Stated problem ->
Every line below that mentions the word "date" should be copied out.

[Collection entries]
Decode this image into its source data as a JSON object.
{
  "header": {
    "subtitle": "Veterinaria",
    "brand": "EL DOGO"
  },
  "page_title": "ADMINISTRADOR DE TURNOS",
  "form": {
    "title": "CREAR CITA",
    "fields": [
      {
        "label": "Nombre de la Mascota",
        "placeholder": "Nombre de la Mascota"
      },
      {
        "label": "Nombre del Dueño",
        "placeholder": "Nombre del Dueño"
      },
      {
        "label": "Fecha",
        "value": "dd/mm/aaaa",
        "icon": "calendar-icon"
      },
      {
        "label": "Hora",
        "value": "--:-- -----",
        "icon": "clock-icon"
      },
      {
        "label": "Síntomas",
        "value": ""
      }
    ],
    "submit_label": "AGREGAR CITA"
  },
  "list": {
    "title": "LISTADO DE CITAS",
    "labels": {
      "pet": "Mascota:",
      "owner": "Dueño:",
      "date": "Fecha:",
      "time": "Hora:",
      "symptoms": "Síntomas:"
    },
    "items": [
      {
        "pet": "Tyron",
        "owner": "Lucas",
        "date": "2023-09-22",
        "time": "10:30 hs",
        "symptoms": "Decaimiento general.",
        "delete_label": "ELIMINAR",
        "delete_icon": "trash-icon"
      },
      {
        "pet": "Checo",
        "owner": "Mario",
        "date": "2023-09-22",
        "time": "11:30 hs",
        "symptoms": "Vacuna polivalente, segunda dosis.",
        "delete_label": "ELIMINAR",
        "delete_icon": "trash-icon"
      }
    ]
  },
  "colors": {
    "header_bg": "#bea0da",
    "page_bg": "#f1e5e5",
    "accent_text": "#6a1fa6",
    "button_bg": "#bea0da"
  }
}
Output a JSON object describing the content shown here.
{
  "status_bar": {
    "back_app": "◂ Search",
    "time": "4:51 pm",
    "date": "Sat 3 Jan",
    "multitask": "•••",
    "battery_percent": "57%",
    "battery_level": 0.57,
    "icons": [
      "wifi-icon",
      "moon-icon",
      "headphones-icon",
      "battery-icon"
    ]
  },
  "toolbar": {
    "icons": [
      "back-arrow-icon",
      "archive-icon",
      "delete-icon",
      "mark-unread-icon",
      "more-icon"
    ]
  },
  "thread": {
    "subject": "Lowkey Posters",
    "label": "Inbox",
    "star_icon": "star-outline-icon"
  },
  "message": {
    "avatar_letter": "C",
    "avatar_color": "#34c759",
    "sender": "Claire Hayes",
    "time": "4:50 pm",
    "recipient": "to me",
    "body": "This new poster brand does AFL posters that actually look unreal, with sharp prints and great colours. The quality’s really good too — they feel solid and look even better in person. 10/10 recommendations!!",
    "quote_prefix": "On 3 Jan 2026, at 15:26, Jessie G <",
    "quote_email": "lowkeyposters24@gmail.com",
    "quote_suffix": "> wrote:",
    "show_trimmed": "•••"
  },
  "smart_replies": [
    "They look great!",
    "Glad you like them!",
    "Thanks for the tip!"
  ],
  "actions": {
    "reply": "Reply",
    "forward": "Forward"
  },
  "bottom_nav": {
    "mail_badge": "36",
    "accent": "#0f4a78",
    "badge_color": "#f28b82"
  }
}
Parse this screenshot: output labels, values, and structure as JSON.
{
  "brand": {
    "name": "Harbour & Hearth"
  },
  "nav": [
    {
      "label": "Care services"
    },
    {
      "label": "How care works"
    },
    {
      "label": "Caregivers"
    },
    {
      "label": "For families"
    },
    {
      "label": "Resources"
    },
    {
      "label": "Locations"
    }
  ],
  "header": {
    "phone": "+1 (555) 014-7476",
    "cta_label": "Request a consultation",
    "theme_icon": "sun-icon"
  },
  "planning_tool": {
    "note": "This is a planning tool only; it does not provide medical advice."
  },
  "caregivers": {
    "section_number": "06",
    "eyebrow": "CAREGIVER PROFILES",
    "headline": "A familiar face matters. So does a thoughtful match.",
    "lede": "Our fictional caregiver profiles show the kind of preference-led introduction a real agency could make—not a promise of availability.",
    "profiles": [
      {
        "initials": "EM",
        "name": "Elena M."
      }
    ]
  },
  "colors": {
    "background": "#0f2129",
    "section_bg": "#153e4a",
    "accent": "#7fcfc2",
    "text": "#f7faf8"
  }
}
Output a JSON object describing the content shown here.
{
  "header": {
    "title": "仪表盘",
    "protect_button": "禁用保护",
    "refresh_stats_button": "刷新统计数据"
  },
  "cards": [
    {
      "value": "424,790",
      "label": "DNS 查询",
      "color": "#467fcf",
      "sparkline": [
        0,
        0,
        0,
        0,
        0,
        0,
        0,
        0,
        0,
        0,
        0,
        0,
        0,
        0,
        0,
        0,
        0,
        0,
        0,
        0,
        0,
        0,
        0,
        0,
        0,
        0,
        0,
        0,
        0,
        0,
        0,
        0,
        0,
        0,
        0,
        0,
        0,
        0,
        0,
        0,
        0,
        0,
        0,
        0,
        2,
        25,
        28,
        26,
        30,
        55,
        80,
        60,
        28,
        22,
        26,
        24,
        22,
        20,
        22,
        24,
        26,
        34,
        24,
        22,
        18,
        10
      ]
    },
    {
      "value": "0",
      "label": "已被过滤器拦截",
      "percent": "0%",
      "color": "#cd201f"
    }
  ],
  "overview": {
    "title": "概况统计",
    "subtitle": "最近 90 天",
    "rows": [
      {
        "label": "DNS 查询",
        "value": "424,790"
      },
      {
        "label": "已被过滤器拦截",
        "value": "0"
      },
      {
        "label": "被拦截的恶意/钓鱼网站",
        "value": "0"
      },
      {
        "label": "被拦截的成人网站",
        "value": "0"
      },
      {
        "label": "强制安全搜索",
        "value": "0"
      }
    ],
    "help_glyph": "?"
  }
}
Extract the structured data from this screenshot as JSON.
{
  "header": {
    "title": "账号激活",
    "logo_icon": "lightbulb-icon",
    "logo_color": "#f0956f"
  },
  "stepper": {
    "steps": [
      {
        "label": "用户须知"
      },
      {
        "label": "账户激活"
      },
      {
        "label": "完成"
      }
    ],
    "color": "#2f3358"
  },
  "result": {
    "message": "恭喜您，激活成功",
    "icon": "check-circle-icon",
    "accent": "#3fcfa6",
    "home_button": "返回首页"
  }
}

Correct result ->
      "date": "Fecha:",
        "date": "2023-09-22",
        "date": "2023-09-22",
    "date": "Sat 3 Jan",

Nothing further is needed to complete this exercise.